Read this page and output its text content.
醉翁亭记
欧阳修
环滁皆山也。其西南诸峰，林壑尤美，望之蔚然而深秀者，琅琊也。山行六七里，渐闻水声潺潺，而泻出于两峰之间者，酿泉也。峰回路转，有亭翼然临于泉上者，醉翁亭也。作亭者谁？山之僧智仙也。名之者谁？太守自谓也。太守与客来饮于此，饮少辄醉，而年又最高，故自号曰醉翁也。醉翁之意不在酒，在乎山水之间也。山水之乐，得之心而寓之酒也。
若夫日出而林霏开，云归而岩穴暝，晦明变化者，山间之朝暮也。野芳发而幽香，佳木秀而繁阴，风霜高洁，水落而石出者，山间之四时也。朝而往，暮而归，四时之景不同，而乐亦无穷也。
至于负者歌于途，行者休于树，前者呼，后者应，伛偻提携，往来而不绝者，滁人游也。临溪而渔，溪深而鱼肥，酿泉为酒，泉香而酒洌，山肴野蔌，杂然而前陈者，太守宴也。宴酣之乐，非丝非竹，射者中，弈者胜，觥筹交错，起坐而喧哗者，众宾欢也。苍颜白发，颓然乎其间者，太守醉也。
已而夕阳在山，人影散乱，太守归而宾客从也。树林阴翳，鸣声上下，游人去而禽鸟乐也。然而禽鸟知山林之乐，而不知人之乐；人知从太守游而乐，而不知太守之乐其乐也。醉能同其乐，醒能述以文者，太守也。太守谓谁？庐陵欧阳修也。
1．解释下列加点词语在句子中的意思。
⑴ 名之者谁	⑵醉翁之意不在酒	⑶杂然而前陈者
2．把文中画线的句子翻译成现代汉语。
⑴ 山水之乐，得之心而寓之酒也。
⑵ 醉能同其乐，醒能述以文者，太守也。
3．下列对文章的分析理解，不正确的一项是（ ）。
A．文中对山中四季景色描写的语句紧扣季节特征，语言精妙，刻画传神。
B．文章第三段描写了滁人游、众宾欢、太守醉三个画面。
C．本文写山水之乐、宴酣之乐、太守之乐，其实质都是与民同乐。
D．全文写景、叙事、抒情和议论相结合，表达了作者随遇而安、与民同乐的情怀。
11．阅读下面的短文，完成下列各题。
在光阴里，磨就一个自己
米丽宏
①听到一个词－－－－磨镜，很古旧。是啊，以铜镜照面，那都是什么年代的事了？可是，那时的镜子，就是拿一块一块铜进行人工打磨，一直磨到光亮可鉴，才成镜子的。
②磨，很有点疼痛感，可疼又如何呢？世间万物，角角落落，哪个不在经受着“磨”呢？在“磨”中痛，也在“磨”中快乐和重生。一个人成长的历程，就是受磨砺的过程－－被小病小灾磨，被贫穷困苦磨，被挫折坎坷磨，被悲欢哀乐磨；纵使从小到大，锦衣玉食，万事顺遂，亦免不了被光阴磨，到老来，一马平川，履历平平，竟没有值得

==

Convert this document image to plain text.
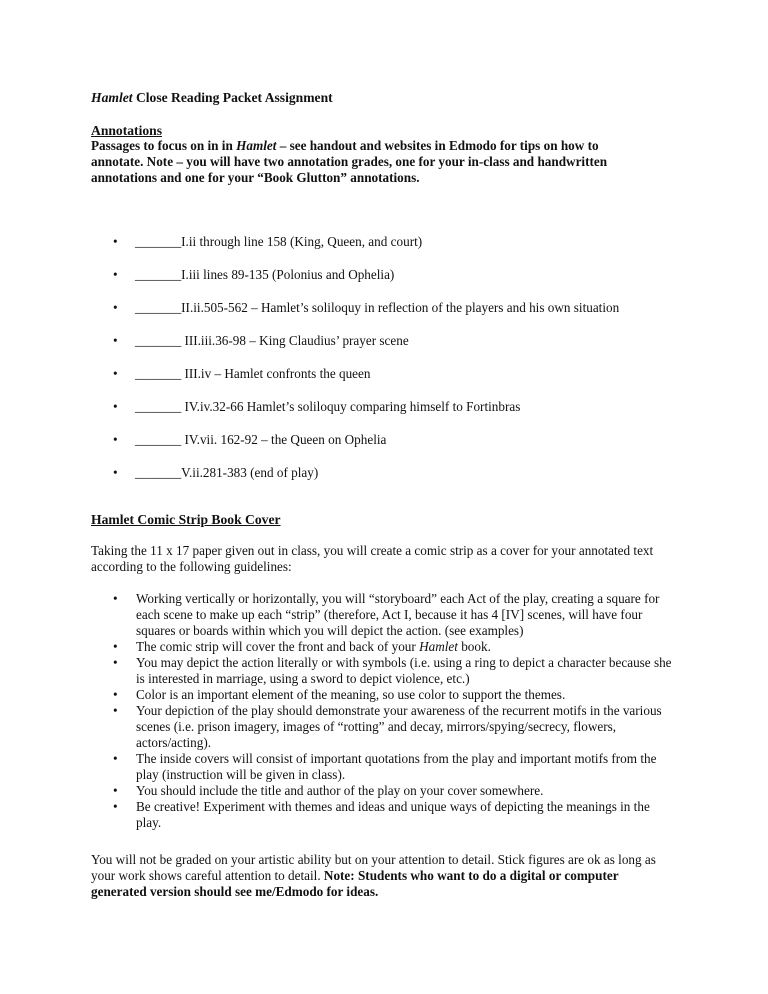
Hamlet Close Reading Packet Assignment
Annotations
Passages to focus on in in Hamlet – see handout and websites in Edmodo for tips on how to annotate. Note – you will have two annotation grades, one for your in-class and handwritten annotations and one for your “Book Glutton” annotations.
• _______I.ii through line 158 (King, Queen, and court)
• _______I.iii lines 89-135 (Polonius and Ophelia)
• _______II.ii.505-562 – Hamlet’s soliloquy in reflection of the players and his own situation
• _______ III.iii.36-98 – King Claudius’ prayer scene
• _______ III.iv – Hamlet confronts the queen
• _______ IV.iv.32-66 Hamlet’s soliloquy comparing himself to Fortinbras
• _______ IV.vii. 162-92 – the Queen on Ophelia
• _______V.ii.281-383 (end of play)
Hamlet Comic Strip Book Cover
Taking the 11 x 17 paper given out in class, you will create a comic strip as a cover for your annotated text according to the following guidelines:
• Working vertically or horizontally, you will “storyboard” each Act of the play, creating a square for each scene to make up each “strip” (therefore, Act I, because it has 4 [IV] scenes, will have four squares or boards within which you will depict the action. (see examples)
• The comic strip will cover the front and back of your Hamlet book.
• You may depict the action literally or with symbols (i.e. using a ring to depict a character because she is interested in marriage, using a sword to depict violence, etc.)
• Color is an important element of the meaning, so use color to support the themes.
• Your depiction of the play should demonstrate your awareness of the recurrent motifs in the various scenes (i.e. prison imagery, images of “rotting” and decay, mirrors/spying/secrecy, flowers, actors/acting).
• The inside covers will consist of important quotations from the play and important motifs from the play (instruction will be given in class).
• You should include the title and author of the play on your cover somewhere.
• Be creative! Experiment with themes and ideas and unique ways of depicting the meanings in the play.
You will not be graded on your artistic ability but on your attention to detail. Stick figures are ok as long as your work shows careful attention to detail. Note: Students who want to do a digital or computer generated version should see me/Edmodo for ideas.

---

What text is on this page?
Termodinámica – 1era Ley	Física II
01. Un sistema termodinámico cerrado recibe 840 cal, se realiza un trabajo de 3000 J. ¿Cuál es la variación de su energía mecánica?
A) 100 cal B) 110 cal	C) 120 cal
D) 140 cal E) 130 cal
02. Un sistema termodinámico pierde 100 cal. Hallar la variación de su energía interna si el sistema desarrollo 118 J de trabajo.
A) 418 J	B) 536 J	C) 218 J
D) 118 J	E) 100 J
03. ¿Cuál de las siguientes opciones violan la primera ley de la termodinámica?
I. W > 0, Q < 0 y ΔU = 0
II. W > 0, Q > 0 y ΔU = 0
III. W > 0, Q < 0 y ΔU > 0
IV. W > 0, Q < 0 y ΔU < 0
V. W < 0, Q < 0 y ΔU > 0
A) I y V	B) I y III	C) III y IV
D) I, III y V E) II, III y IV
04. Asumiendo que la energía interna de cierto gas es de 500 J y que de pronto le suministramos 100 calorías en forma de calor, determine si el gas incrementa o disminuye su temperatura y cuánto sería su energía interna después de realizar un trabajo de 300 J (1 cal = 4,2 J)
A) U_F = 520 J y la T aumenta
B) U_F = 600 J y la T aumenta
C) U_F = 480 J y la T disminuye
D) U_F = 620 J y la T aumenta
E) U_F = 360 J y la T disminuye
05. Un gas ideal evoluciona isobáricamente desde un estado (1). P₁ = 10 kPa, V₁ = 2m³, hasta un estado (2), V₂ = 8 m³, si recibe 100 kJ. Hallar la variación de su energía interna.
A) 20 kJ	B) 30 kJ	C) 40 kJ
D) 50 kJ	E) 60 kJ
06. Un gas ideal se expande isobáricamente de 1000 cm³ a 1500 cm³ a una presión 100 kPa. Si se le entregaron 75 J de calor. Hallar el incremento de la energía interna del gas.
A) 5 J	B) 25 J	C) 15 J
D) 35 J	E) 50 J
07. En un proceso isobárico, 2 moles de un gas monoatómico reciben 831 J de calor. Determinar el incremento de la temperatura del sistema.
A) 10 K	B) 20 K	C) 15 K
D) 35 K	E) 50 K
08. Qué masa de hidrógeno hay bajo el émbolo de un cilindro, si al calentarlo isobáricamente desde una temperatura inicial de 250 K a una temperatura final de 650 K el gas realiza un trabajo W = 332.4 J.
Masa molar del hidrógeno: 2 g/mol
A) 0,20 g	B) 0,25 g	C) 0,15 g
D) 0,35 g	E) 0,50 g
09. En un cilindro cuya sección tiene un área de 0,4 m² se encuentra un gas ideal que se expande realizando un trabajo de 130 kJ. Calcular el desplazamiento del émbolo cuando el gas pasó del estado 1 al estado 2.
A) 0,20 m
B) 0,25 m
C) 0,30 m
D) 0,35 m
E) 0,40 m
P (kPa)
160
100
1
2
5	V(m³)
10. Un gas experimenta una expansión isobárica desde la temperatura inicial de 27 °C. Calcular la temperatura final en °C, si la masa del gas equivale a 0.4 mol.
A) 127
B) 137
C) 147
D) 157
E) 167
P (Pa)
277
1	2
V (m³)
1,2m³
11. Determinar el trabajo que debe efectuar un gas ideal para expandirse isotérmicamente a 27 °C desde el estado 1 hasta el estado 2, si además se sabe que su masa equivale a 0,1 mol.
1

## [PROBLEM STATEMENT]
Identify the lines that contain the string "hasta", and copy every one of them.

## [CORRECT OUTPUT]
05. Un gas ideal evoluciona isobáricamente desde un estado (1). P₁ = 10 kPa, V₁ = 2m³, hasta un estado (2), V₂ = 8 m³, si recibe 100 kJ. Hallar la variación de su energía interna.
11. Determinar el trabajo que debe efectuar un gas ideal para expandirse isotérmicamente a 27 °C desde el estado 1 hasta el estado 2, si además se sabe que su masa equivale a 0,1 mol.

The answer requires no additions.